→ EXERCISE AIM:
Report each line of the data that has "scales" somewhere in it.
### MATERIAL TO PROCESS ###
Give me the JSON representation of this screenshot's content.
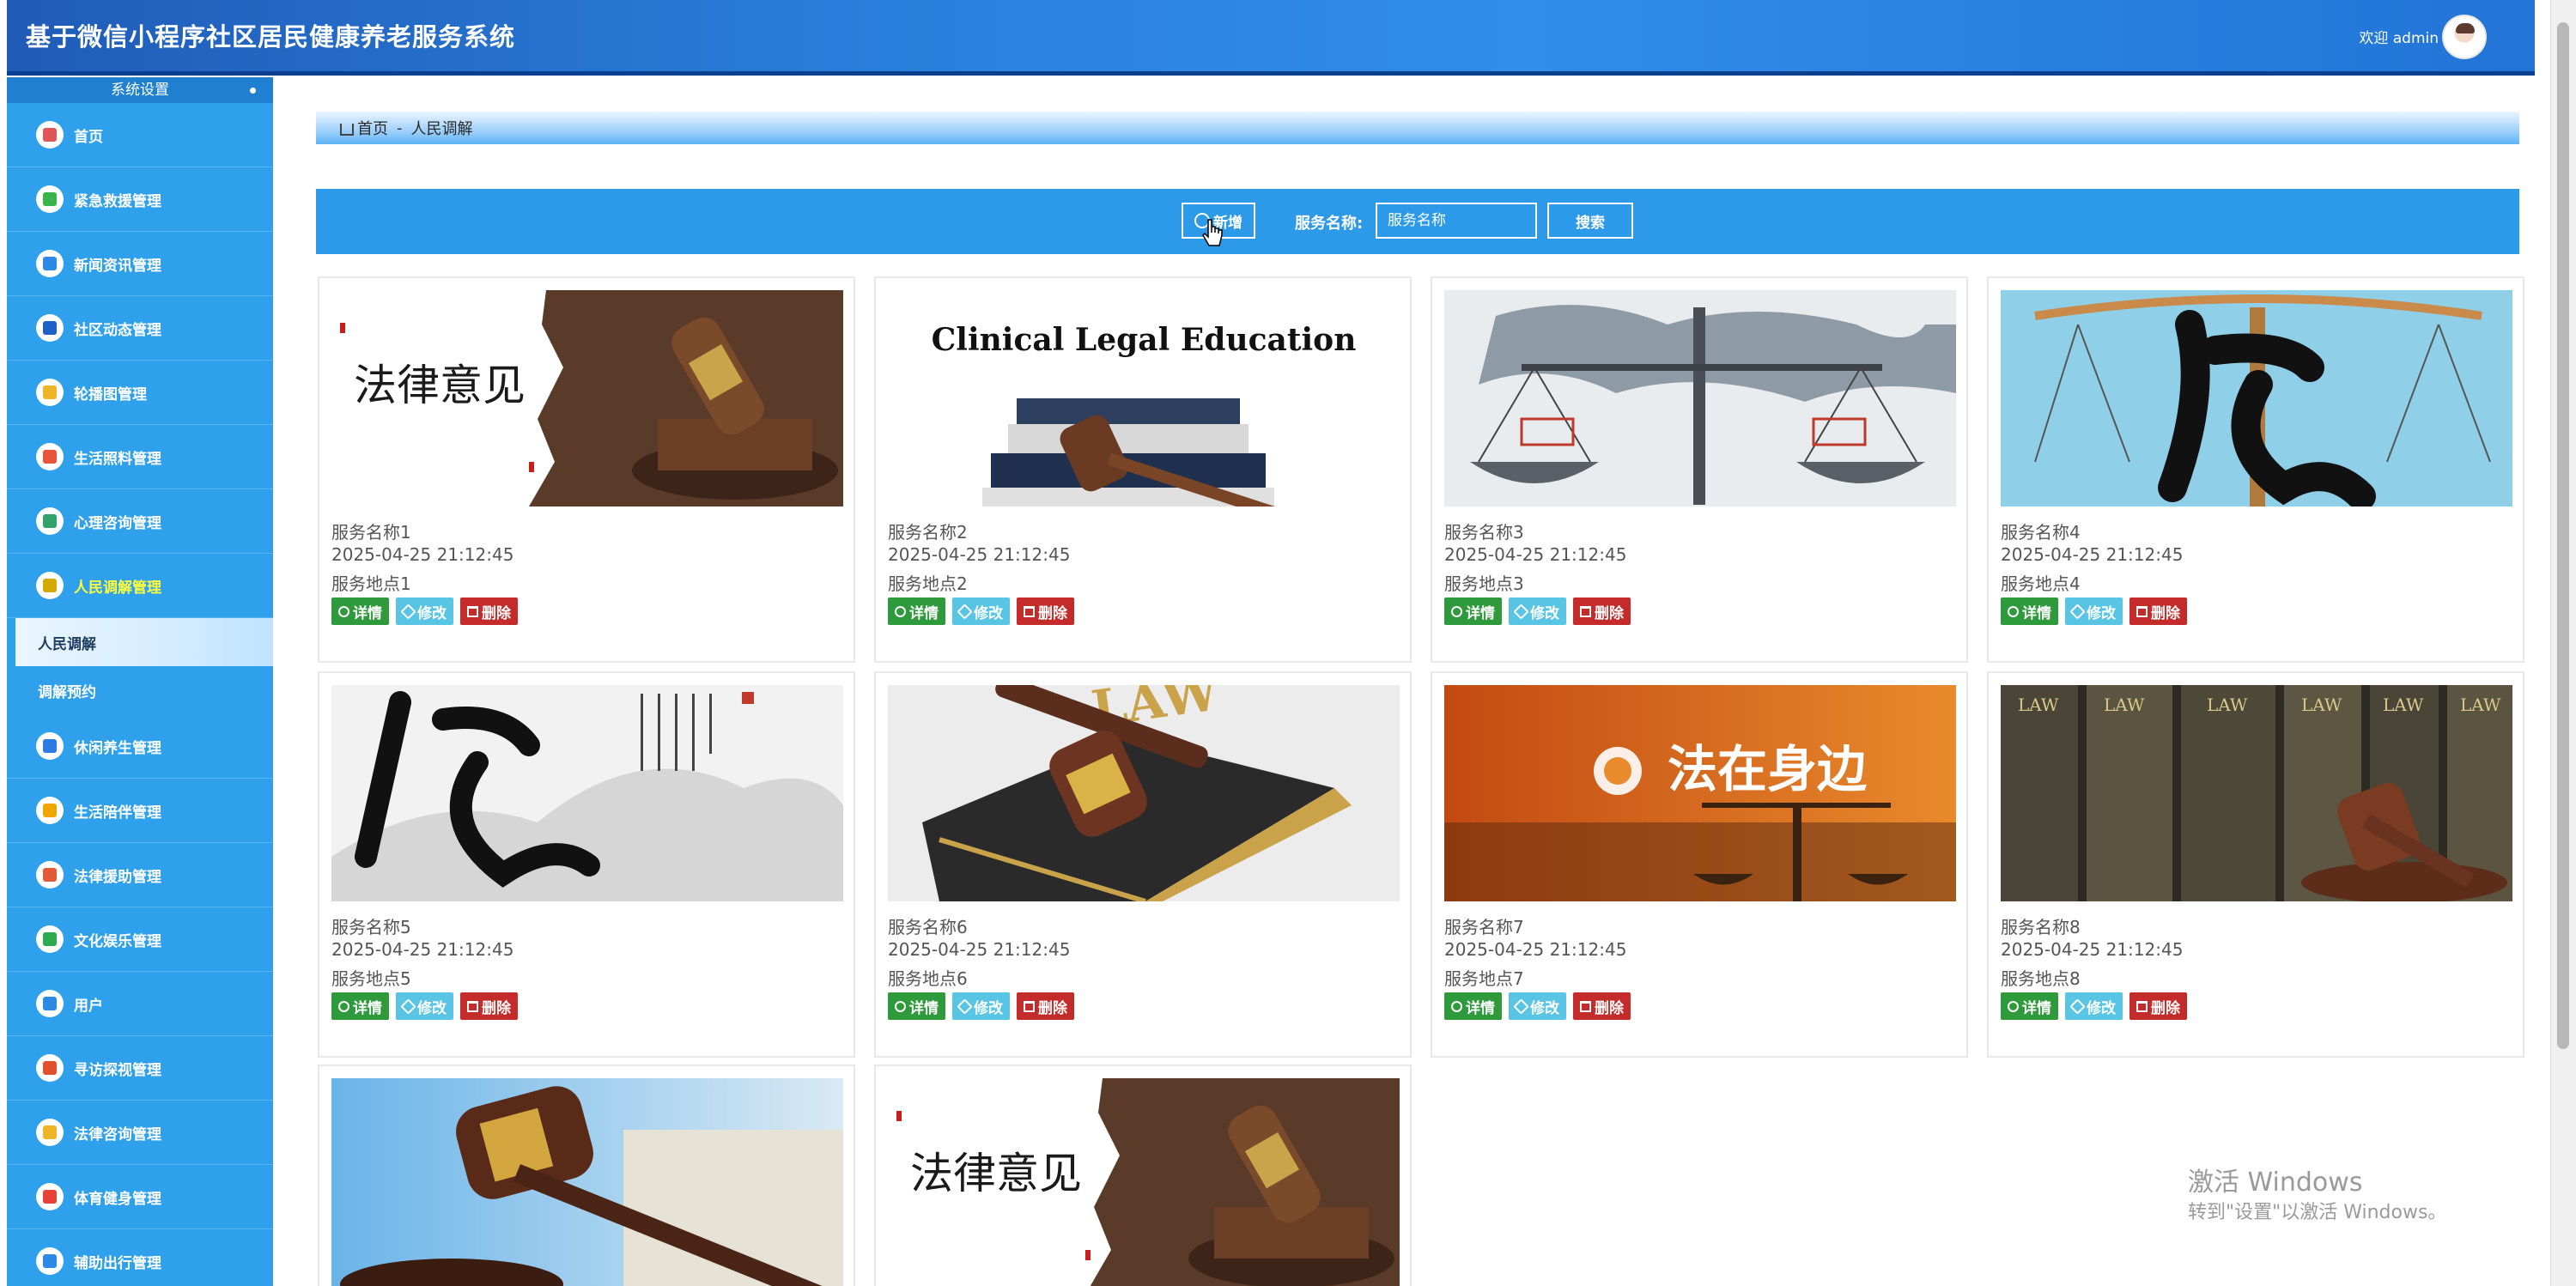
{
  "header": {
    "title": "基于微信小程序社区居民健康养老服务系统",
    "welcome": "欢迎 admin"
  },
  "sidebar": {
    "header": "系统设置",
    "items": [
      {
        "label": "首页",
        "icon": "home-icon",
        "color": "#e05656"
      },
      {
        "label": "紧急救援管理",
        "icon": "grid-icon",
        "color": "#38b44a"
      },
      {
        "label": "新闻资讯管理",
        "icon": "news-icon",
        "color": "#2c8ae6"
      },
      {
        "label": "社区动态管理",
        "icon": "community-icon",
        "color": "#1e5fc8"
      },
      {
        "label": "轮播图管理",
        "icon": "image-icon",
        "color": "#f0b429"
      },
      {
        "label": "生活照料管理",
        "icon": "care-icon",
        "color": "#e8553b"
      },
      {
        "label": "心理咨询管理",
        "icon": "heart-icon",
        "color": "#2fa36b"
      },
      {
        "label": "人民调解管理",
        "icon": "mediation-icon",
        "color": "#d4a900"
      }
    ],
    "subitems": [
      {
        "label": "人民调解"
      },
      {
        "label": "调解预约"
      }
    ],
    "items2": [
      {
        "label": "休闲养生管理",
        "icon": "leisure-icon",
        "color": "#2c7be5"
      },
      {
        "label": "生活陪伴管理",
        "icon": "companion-icon",
        "color": "#f0a500"
      },
      {
        "label": "法律援助管理",
        "icon": "legal-aid-icon",
        "color": "#e25a3a"
      },
      {
        "label": "文化娱乐管理",
        "icon": "culture-icon",
        "color": "#2da94f"
      },
      {
        "label": "用户",
        "icon": "user-icon",
        "color": "#2c8ae6"
      },
      {
        "label": "寻访探视管理",
        "icon": "visit-icon",
        "color": "#e0522f"
      },
      {
        "label": "法律咨询管理",
        "icon": "consult-icon",
        "color": "#f0b429"
      },
      {
        "label": "体育健身管理",
        "icon": "fitness-icon",
        "color": "#e8413a"
      },
      {
        "label": "辅助出行管理",
        "icon": "travel-icon",
        "color": "#2c8ae6"
      }
    ]
  },
  "breadcrumb": {
    "home": "首页",
    "sep": "-",
    "current": "人民调解"
  },
  "toolbar": {
    "add_label": "新增",
    "search_label": "服务名称:",
    "search_placeholder": "服务名称",
    "search_button": "搜索"
  },
  "cards": [
    {
      "name": "服务名称1",
      "time": "2025-04-25 21:12:45",
      "place": "服务地点1",
      "image": "gavel-opinion",
      "img_text": "法律意见"
    },
    {
      "name": "服务名称2",
      "time": "2025-04-25 21:12:45",
      "place": "服务地点2",
      "image": "clinical-legal-education",
      "img_text": "Clinical Legal Education"
    },
    {
      "name": "服务名称3",
      "time": "2025-04-25 21:12:45",
      "place": "服务地点3",
      "image": "scales-world"
    },
    {
      "name": "服务名称4",
      "time": "2025-04-25 21:12:45",
      "place": "服务地点4",
      "image": "scales-calligraphy"
    },
    {
      "name": "服务名称5",
      "time": "2025-04-25 21:12:45",
      "place": "服务地点5",
      "image": "ink-calligraphy"
    },
    {
      "name": "服务名称6",
      "time": "2025-04-25 21:12:45",
      "place": "服务地点6",
      "image": "law-book-gavel",
      "img_text": "LAW"
    },
    {
      "name": "服务名称7",
      "time": "2025-04-25 21:12:45",
      "place": "服务地点7",
      "image": "law-around-you",
      "img_text": "法在身边"
    },
    {
      "name": "服务名称8",
      "time": "2025-04-25 21:12:45",
      "place": "服务地点8",
      "image": "law-books-shelf"
    },
    {
      "image": "gavel-blue"
    },
    {
      "image": "gavel-opinion",
      "img_text": "法律意见"
    }
  ],
  "card_buttons": {
    "detail": "详情",
    "edit": "修改",
    "delete": "删除"
  },
  "watermark": {
    "line1": "激活 Windows",
    "line2": "转到\"设置\"以激活 Windows。"
  }
}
###
→ EXPECTED ANSWER:
      "image": "scales-world"
      "image": "scales-calligraphy"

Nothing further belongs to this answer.